* start Recorded data *

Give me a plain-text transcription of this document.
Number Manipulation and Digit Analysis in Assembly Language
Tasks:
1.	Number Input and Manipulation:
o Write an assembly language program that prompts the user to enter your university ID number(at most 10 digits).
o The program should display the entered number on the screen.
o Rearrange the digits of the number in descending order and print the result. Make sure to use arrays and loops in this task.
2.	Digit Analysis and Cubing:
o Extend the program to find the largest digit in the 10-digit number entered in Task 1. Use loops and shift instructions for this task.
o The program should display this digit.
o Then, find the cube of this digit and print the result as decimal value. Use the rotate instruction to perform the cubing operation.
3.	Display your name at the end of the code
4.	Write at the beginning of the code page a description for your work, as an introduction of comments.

* end Recorded data *

=== Set task ===
Copy all the records above exactly, missing none.

=== Task output ===
Give me a plain-text transcription of this document.
Number Manipulation and Digit Analysis in Assembly Language
Tasks:
1.	Number Input and Manipulation:
o Write an assembly language program that prompts the user to enter your university ID number(at most 10 digits).
o The program should display the entered number on the screen.
o Rearrange the digits of the number in descending order and print the result. Make sure to use arrays and loops in this task.
2.	Digit Analysis and Cubing:
o Extend the program to find the largest digit in the 10-digit number entered in Task 1. Use loops and shift instructions for this task.
o The program should display this digit.
o Then, find the cube of this digit and print the result as decimal value. Use the rotate instruction to perform the cubing operation.
3.	Display your name at the end of the code
4.	Write at the beginning of the code page a description for your work, as an introduction of comments.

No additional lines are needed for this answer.